# Objective
Select all lines in the records that include "type".

# Information provided
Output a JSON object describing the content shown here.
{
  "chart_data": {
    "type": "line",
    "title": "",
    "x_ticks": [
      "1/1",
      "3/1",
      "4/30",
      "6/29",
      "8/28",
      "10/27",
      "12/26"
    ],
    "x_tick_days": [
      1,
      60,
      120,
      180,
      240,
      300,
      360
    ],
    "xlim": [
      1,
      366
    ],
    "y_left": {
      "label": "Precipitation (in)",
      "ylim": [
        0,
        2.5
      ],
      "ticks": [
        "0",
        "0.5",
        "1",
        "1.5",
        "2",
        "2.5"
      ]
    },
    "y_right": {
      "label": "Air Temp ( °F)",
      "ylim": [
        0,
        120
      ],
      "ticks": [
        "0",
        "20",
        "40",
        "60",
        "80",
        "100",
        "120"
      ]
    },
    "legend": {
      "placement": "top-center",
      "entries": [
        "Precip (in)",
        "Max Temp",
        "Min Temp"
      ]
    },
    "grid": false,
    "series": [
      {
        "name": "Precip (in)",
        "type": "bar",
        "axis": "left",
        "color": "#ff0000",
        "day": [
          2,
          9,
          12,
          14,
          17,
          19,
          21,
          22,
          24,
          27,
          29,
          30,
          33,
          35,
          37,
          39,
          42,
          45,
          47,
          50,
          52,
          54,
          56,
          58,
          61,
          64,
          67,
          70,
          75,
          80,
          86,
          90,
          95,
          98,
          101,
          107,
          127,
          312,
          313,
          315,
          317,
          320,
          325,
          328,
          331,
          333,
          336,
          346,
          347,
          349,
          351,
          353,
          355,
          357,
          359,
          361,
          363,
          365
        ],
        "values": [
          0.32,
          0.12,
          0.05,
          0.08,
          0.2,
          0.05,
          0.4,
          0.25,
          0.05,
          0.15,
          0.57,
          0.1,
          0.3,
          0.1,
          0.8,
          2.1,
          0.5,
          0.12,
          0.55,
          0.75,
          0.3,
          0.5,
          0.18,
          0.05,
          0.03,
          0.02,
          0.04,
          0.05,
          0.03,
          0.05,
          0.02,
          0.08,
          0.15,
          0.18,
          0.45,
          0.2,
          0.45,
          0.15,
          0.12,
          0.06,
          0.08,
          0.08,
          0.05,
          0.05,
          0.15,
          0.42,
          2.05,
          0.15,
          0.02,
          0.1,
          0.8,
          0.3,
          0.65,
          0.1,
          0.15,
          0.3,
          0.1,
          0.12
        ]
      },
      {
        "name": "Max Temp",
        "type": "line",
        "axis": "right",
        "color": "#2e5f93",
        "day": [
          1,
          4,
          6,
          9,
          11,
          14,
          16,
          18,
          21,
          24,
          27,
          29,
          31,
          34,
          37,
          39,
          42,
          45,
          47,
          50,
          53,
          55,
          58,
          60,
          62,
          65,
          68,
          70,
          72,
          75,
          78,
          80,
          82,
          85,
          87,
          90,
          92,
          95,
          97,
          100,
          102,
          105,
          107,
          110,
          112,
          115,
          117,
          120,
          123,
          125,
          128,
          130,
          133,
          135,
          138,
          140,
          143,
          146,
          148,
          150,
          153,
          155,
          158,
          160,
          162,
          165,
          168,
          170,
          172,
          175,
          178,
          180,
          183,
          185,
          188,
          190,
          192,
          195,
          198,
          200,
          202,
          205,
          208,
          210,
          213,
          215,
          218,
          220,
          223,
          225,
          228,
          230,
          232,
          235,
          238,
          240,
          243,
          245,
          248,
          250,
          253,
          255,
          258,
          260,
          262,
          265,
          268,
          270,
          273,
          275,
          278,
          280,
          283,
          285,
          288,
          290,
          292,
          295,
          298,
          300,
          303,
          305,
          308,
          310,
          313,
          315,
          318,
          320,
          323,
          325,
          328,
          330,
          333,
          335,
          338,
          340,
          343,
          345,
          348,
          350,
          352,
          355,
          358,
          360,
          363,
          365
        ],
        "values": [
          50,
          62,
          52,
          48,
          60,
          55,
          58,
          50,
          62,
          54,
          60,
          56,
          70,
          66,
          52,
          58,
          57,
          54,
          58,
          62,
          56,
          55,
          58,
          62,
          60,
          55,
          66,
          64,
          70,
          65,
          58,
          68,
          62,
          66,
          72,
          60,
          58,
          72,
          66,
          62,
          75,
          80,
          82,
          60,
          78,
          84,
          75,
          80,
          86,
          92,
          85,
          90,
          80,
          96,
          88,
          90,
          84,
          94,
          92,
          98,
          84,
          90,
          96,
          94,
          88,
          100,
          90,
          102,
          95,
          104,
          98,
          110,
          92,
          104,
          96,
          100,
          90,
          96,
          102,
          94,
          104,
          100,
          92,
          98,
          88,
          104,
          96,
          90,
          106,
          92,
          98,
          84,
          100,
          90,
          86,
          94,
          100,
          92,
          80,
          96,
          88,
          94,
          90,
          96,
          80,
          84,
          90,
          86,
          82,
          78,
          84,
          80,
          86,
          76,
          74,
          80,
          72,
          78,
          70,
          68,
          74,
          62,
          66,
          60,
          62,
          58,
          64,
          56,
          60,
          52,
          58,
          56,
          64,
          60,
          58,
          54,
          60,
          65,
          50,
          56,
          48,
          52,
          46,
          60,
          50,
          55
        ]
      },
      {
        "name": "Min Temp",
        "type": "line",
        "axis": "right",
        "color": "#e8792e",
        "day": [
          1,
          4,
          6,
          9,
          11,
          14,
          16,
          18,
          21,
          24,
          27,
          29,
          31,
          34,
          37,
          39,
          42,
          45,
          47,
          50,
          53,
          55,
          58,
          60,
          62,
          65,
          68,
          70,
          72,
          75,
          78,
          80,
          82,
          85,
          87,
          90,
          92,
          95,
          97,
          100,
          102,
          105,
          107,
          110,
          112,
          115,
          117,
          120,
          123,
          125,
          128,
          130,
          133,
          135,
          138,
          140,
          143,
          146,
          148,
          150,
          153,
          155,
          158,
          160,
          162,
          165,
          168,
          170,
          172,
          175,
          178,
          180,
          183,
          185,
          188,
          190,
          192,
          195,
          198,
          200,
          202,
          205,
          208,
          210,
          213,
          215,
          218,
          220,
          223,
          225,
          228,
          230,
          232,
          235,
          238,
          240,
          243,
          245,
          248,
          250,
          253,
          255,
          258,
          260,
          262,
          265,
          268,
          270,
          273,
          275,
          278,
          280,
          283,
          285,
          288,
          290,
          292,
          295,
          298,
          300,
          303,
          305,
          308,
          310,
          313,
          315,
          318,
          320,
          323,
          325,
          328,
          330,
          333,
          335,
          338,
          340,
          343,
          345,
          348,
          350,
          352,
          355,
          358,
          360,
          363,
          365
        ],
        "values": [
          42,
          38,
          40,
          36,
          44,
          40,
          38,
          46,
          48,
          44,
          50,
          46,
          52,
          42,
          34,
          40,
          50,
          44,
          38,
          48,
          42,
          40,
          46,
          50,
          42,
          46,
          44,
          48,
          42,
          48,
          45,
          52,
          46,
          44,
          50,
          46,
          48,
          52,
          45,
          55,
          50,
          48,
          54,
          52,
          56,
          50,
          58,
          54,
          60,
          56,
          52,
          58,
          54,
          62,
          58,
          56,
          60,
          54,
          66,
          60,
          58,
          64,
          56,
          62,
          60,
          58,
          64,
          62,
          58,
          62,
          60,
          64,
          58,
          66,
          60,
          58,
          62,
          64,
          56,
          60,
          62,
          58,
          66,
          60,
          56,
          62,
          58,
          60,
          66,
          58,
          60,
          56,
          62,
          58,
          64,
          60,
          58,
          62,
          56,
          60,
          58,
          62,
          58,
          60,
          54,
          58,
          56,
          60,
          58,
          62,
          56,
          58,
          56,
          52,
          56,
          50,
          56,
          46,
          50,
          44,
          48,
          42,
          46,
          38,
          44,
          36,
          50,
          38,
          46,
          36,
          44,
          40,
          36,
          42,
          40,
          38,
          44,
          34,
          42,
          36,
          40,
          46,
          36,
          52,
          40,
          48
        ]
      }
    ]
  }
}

* * *

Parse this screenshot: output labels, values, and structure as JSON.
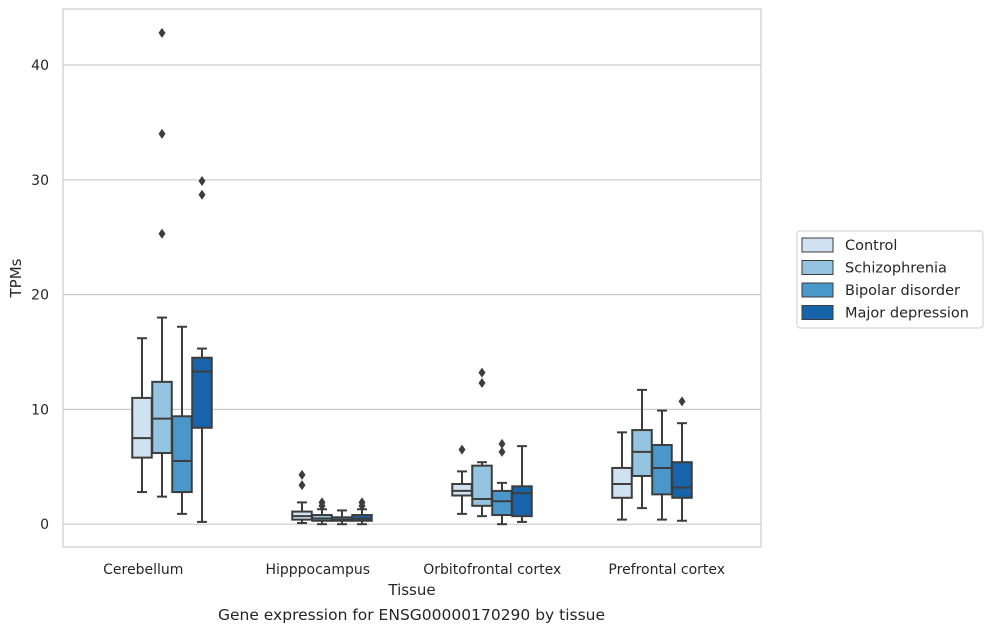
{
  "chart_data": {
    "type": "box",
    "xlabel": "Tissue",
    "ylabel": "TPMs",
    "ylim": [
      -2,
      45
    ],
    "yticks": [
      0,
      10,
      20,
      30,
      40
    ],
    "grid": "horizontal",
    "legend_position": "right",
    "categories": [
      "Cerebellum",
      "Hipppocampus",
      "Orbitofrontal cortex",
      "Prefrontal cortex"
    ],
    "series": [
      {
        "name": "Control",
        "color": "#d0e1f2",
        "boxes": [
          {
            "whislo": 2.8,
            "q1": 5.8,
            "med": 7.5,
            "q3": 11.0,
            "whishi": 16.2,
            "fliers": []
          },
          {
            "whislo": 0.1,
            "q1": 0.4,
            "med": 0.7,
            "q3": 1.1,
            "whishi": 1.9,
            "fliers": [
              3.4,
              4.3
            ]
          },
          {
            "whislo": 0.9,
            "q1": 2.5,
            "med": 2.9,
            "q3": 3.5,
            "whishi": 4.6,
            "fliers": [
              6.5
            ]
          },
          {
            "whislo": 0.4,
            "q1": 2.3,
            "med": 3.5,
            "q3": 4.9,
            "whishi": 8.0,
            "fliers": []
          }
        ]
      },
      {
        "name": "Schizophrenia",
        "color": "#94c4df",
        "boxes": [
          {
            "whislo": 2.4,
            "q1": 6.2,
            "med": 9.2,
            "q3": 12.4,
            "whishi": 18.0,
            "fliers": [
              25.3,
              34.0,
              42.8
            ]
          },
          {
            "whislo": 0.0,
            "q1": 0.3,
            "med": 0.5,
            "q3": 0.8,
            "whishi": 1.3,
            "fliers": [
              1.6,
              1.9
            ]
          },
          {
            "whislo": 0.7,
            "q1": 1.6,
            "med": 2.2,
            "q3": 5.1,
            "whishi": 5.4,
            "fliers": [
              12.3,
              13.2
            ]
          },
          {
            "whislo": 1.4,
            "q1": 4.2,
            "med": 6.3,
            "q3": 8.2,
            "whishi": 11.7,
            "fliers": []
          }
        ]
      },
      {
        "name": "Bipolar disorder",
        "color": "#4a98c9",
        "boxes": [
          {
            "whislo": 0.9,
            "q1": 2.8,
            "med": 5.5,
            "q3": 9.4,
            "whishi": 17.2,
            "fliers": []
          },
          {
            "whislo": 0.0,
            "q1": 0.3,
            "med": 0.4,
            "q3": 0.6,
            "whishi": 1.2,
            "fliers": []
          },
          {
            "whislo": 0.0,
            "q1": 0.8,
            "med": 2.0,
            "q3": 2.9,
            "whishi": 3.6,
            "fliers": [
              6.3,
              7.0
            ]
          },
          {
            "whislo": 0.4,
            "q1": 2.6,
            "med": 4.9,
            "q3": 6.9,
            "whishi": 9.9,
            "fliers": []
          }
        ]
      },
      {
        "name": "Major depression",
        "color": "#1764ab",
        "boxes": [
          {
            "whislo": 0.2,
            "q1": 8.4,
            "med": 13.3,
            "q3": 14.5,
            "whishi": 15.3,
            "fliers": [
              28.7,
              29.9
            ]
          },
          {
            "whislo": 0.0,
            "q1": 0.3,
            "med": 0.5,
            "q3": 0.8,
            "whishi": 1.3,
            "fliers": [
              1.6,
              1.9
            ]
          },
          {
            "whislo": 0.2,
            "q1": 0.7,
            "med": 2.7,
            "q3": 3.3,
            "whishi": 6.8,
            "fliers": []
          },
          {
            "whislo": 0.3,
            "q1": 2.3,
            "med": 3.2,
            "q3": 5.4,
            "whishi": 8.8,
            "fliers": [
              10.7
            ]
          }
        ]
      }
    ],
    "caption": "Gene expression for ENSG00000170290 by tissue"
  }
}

# Full output
    "type": "line",
        "type": "bar",
        "type": "line",
        "type": "line",
    "type": "box",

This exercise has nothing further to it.